**Records for the exercise**
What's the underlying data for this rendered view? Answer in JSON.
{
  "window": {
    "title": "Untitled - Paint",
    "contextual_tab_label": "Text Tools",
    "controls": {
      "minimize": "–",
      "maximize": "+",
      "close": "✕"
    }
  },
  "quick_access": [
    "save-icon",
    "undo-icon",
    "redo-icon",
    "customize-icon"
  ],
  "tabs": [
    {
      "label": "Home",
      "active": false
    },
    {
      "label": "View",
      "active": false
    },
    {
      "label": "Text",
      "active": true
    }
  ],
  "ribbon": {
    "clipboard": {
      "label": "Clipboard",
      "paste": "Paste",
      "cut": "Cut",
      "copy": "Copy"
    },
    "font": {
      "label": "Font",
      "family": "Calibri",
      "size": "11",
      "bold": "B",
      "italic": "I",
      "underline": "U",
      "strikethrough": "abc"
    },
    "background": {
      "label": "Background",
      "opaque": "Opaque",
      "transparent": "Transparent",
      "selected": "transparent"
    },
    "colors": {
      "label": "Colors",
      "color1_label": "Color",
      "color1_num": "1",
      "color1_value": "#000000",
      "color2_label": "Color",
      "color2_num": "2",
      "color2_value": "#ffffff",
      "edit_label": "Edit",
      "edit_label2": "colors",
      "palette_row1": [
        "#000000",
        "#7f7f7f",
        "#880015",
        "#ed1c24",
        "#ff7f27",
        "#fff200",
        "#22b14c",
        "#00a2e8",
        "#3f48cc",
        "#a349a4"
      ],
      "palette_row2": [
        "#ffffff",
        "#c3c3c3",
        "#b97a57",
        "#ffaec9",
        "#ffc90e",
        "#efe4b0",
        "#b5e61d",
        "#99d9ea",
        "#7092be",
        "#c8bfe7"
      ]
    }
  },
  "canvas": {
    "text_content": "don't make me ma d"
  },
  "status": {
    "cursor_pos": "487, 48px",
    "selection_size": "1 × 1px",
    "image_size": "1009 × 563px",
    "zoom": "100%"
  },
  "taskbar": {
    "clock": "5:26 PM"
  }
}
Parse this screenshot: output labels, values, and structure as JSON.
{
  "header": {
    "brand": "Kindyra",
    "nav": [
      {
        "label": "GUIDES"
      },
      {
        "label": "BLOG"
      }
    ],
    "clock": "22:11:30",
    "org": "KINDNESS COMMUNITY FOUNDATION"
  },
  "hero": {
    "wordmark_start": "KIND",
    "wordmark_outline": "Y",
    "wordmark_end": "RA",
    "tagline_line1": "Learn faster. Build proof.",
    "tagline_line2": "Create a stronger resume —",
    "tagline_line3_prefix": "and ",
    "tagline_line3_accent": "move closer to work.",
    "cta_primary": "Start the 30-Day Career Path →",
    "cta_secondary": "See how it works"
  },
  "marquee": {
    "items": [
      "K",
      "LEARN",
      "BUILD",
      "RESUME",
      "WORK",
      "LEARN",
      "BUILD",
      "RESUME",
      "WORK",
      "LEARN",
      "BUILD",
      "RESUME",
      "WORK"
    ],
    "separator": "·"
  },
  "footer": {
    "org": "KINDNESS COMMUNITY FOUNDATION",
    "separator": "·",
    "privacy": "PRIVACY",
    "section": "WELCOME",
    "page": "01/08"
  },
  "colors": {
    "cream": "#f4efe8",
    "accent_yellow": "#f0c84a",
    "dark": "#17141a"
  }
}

**Exercise**
Find the count of lines in the data above where the string "KINDNESS" occurs. Provide that number alone.

**Written reply**
2